» **WORK TO COMPLETE**
Update the listing below so that every "bed-flower-pattern" becomes "quilt-flower-pattern", and reproduce all other lines unchanged.
=== PROVIDED DATA ===
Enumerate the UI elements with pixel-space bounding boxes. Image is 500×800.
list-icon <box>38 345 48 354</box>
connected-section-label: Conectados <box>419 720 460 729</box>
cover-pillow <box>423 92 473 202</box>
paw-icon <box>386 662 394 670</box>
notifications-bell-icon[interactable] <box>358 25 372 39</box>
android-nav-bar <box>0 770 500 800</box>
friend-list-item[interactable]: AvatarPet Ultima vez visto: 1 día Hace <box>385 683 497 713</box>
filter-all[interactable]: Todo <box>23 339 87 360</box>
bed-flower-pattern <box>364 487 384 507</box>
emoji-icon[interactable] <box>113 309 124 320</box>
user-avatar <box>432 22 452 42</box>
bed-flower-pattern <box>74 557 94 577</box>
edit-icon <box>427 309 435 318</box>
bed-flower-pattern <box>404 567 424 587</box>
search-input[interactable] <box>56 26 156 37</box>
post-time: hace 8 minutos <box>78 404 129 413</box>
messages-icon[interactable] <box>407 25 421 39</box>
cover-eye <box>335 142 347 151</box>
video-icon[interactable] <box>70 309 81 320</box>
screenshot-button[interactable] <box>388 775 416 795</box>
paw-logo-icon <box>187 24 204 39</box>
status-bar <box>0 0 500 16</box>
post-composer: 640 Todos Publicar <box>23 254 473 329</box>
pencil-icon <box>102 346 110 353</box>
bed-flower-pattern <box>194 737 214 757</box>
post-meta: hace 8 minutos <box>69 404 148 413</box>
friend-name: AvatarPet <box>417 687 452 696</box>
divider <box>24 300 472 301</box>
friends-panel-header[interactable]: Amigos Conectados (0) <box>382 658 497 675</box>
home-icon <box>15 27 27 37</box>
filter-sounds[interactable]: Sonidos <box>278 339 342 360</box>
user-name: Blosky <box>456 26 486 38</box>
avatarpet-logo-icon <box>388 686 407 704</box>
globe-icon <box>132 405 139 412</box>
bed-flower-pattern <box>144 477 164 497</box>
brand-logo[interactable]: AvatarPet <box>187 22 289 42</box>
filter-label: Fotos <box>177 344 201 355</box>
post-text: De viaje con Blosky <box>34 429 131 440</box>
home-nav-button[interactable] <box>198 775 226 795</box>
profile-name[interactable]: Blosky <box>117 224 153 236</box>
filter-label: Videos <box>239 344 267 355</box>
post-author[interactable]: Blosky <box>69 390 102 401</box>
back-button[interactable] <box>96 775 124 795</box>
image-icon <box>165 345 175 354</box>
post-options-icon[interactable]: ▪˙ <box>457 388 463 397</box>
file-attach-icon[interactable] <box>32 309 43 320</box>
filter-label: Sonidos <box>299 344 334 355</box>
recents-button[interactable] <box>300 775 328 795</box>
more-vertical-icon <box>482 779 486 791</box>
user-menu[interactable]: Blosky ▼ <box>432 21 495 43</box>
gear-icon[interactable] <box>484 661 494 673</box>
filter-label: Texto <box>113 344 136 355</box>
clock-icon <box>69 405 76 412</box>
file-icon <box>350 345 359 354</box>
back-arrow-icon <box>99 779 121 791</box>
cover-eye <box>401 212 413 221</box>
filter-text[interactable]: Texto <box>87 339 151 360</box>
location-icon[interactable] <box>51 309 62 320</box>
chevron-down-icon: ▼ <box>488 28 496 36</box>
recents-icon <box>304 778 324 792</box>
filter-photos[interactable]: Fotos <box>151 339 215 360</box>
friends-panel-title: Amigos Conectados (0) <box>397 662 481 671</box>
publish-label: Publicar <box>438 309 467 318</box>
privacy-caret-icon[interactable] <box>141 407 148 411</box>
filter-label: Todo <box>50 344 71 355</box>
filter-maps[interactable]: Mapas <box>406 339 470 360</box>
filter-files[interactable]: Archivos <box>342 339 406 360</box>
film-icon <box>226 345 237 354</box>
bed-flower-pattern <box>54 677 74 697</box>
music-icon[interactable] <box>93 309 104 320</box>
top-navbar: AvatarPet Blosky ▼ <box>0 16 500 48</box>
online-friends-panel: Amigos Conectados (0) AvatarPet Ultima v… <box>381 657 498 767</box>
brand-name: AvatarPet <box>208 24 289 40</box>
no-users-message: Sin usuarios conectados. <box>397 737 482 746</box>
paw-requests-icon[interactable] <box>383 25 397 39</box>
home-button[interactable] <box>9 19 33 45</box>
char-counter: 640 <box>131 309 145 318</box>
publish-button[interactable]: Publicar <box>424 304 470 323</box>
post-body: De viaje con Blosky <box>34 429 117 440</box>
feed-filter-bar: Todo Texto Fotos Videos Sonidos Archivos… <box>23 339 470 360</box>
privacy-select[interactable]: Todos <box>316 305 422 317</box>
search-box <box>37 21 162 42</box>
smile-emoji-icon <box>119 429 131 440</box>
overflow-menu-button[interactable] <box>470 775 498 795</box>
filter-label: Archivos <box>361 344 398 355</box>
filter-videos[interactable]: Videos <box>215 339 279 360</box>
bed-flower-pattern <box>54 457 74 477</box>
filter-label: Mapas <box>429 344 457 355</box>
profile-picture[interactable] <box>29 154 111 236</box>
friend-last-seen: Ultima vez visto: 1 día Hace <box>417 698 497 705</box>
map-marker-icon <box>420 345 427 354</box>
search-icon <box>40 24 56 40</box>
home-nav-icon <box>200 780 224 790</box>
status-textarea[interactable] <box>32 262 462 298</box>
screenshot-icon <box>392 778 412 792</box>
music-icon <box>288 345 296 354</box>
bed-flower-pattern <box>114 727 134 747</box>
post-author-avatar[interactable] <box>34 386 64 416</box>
===
» **SOLUTION TO THIS EXERCISE**
Enumerate the UI elements with pixel-space bounding boxes. Image is 500×800.
list-icon <box>38 345 48 354</box>
connected-section-label: Conectados <box>419 720 460 729</box>
cover-pillow <box>423 92 473 202</box>
paw-icon <box>386 662 394 670</box>
notifications-bell-icon[interactable] <box>358 25 372 39</box>
android-nav-bar <box>0 770 500 800</box>
friend-list-item[interactable]: AvatarPet Ultima vez visto: 1 día Hace <box>385 683 497 713</box>
filter-all[interactable]: Todo <box>23 339 87 360</box>
quilt-flower-pattern <box>364 487 384 507</box>
emoji-icon[interactable] <box>113 309 124 320</box>
user-avatar <box>432 22 452 42</box>
quilt-flower-pattern <box>74 557 94 577</box>
edit-icon <box>427 309 435 318</box>
quilt-flower-pattern <box>404 567 424 587</box>
search-input[interactable] <box>56 26 156 37</box>
post-time: hace 8 minutos <box>78 404 129 413</box>
messages-icon[interactable] <box>407 25 421 39</box>
cover-eye <box>335 142 347 151</box>
video-icon[interactable] <box>70 309 81 320</box>
screenshot-button[interactable] <box>388 775 416 795</box>
paw-logo-icon <box>187 24 204 39</box>
status-bar <box>0 0 500 16</box>
post-composer: 640 Todos Publicar <box>23 254 473 329</box>
pencil-icon <box>102 346 110 353</box>
quilt-flower-pattern <box>194 737 214 757</box>
post-meta: hace 8 minutos <box>69 404 148 413</box>
friend-name: AvatarPet <box>417 687 452 696</box>
divider <box>24 300 472 301</box>
friends-panel-header[interactable]: Amigos Conectados (0) <box>382 658 497 675</box>
home-icon <box>15 27 27 37</box>
filter-sounds[interactable]: Sonidos <box>278 339 342 360</box>
user-name: Blosky <box>456 26 486 38</box>
avatarpet-logo-icon <box>388 686 407 704</box>
globe-icon <box>132 405 139 412</box>
quilt-flower-pattern <box>144 477 164 497</box>
brand-logo[interactable]: AvatarPet <box>187 22 289 42</box>
filter-label: Fotos <box>177 344 201 355</box>
post-text: De viaje con Blosky <box>34 429 131 440</box>
home-nav-button[interactable] <box>198 775 226 795</box>
profile-name[interactable]: Blosky <box>117 224 153 236</box>
filter-label: Videos <box>239 344 267 355</box>
post-author[interactable]: Blosky <box>69 390 102 401</box>
back-button[interactable] <box>96 775 124 795</box>
image-icon <box>165 345 175 354</box>
post-options-icon[interactable]: ▪˙ <box>457 388 463 397</box>
file-attach-icon[interactable] <box>32 309 43 320</box>
filter-label: Sonidos <box>299 344 334 355</box>
recents-button[interactable] <box>300 775 328 795</box>
more-vertical-icon <box>482 779 486 791</box>
user-menu[interactable]: Blosky ▼ <box>432 21 495 43</box>
gear-icon[interactable] <box>484 661 494 673</box>
filter-label: Texto <box>113 344 136 355</box>
clock-icon <box>69 405 76 412</box>
file-icon <box>350 345 359 354</box>
back-arrow-icon <box>99 779 121 791</box>
cover-eye <box>401 212 413 221</box>
filter-text[interactable]: Texto <box>87 339 151 360</box>
location-icon[interactable] <box>51 309 62 320</box>
chevron-down-icon: ▼ <box>488 28 496 36</box>
recents-icon <box>304 778 324 792</box>
filter-photos[interactable]: Fotos <box>151 339 215 360</box>
friends-panel-title: Amigos Conectados (0) <box>397 662 481 671</box>
publish-label: Publicar <box>438 309 467 318</box>
privacy-caret-icon[interactable] <box>141 407 148 411</box>
filter-label: Todo <box>50 344 71 355</box>
filter-maps[interactable]: Mapas <box>406 339 470 360</box>
filter-files[interactable]: Archivos <box>342 339 406 360</box>
film-icon <box>226 345 237 354</box>
quilt-flower-pattern <box>54 677 74 697</box>
music-icon[interactable] <box>93 309 104 320</box>
top-navbar: AvatarPet Blosky ▼ <box>0 16 500 48</box>
online-friends-panel: Amigos Conectados (0) AvatarPet Ultima v… <box>381 657 498 767</box>
brand-name: AvatarPet <box>208 24 289 40</box>
no-users-message: Sin usuarios conectados. <box>397 737 482 746</box>
paw-requests-icon[interactable] <box>383 25 397 39</box>
home-button[interactable] <box>9 19 33 45</box>
char-counter: 640 <box>131 309 145 318</box>
publish-button[interactable]: Publicar <box>424 304 470 323</box>
post-body: De viaje con Blosky <box>34 429 117 440</box>
feed-filter-bar: Todo Texto Fotos Videos Sonidos Archivos… <box>23 339 470 360</box>
privacy-select[interactable]: Todos <box>316 305 422 317</box>
search-box <box>37 21 162 42</box>
smile-emoji-icon <box>119 429 131 440</box>
overflow-menu-button[interactable] <box>470 775 498 795</box>
filter-label: Archivos <box>361 344 398 355</box>
filter-videos[interactable]: Videos <box>215 339 279 360</box>
quilt-flower-pattern <box>54 457 74 477</box>
filter-label: Mapas <box>429 344 457 355</box>
profile-picture[interactable] <box>29 154 111 236</box>
friend-last-seen: Ultima vez visto: 1 día Hace <box>417 698 497 705</box>
map-marker-icon <box>420 345 427 354</box>
search-icon <box>40 24 56 40</box>
home-nav-icon <box>200 780 224 790</box>
status-textarea[interactable] <box>32 262 462 298</box>
screenshot-icon <box>392 778 412 792</box>
music-icon <box>288 345 296 354</box>
quilt-flower-pattern <box>114 727 134 747</box>
post-author-avatar[interactable] <box>34 386 64 416</box>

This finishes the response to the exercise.